抽出テキスト:
□ □ □ □

前回作成したWatson関連の記事の続きみたいな位置付けです。きちんとしたAndroid用SpeechToTextライブラリを使った話です。
Watsonについての説明は前回書いた記事を参考にしてください。
今回使ったライブラリ
「speech-android-sdk」というAndroid用のライブラリを使いました。前回紹介したSDKだと種々のAPIを呼び出せたのですが、今回はSpeechToText, TextToSpeechに特化したものになります(その代わり、Androidとの親和性はバッチリです!)
さらにこのライブラリの大きなメリットは、何よりこれを使えば「Androidのマイクから音を拾って音声認識を行うことができる」ということです。
https://github.com/watson-developer-cloud/speech-android-sdk
このライブラリはIBM Watsonの公式リポジトリに登録されています。
使い方
- ライブラリの導入
https://github.com/watson-developer-cloud/speech-android-sdk#installation
を参考にしてみてください。ここで日本語に訳したものを記述するよりはわかりやすいと思います。 - AndroidManifest.xmlの追記
以下のコードをAndroidManifest.xmlに記載してください。(マイクと通信使うから当たり前っちゃ当たり前だが・・・)
<uses-permission android:name="android.permission.RECORD_AUDIO"></uses-permission>
<uses-permission android:name="android.permission.INTERNET"></uses-permission>
- ISpeechDelegateの実装
ISpeechDelegateはSpeechToTextを呼び出した後のイベントを拾うためのインターフェイスです。後に書く初期化処理のさいに使いますので、その前に実装しといたほうがスムーズにいくと思います。

□ □ □ □

提示資料:
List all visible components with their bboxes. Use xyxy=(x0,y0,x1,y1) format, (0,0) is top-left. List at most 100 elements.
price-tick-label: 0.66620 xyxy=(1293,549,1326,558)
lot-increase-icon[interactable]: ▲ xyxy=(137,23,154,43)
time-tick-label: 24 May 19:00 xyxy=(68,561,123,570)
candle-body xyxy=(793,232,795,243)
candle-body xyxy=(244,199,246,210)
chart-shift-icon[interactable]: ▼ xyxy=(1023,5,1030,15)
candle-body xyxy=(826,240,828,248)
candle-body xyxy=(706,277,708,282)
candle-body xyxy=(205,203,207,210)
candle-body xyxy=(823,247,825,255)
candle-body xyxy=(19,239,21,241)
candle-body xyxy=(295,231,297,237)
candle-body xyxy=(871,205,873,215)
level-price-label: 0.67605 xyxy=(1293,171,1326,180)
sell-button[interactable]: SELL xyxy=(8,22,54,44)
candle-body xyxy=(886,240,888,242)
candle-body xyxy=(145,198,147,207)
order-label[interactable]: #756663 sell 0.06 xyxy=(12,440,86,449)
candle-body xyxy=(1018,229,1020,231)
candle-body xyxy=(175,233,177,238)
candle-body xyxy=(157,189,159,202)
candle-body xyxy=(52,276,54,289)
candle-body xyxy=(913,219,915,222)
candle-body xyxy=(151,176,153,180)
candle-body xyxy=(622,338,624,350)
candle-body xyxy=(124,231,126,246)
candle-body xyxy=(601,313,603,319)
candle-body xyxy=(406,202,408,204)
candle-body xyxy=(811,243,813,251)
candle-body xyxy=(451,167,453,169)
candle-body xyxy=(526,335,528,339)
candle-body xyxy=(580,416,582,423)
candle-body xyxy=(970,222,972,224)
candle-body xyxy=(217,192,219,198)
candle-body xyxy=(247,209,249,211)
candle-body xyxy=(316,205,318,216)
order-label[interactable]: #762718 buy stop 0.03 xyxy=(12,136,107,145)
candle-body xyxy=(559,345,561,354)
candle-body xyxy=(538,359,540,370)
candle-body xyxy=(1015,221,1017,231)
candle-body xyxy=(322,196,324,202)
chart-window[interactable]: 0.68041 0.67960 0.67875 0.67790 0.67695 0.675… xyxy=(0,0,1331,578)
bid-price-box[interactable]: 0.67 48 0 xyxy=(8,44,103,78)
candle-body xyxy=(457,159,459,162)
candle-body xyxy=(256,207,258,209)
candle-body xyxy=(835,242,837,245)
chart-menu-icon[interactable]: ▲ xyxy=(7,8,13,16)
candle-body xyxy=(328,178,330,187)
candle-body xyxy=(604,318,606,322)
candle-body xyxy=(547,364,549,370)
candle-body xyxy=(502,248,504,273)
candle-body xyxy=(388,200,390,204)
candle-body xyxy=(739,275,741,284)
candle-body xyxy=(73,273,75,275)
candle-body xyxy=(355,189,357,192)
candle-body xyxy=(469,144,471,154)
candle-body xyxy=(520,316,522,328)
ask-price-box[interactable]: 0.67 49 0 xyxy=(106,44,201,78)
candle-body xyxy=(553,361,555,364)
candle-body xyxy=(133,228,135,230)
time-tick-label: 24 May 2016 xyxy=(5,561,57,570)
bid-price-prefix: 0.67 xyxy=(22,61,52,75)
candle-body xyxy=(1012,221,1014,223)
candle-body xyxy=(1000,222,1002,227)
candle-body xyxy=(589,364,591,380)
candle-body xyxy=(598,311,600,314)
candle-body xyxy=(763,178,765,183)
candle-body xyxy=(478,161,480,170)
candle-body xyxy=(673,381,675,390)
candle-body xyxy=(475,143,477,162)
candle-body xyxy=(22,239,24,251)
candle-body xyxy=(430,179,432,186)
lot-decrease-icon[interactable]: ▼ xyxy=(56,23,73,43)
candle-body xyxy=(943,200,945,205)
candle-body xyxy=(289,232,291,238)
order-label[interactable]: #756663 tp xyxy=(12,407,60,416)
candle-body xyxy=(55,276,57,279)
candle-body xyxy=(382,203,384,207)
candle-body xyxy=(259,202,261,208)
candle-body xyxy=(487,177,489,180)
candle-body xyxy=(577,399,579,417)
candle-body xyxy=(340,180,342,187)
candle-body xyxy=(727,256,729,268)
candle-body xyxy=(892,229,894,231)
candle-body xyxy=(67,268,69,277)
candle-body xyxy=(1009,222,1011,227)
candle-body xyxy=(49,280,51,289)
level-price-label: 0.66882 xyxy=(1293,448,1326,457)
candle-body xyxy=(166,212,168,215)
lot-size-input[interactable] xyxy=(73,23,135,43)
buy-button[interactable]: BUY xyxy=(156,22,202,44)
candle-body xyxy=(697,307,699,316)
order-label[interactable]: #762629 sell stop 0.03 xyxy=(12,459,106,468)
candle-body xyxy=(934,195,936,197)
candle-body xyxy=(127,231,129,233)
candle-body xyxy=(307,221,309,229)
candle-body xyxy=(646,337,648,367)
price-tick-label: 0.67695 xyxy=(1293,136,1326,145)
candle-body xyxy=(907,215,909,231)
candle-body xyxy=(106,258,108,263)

□ □ □ □

作業内容:
**A.** 抽出テキストで今回使ったと書かれているAndroid用ライブラリの名前は何ですか。
**B.** 抽出テキストのうち、「Watsonについての説明は前回書いた記事を参考にしてください。」で始まり「との親和性はバッチリです!)」で終わる部分をそのまま書き写してください。

解答例:
**A.** speech-android-sdk

**B.**
Watsonについての説明は前回書いた記事を参考にしてください。
今回使ったライブラリ
「speech-android-sdk」というAndroid用のライブラリを使いました。前回紹介したSDKだと種々のAPIを呼び出せたのですが、今回はSpeechToText, TextToSpeechに特化したものになります(その代わり、Androidとの親和性はバッチリです!)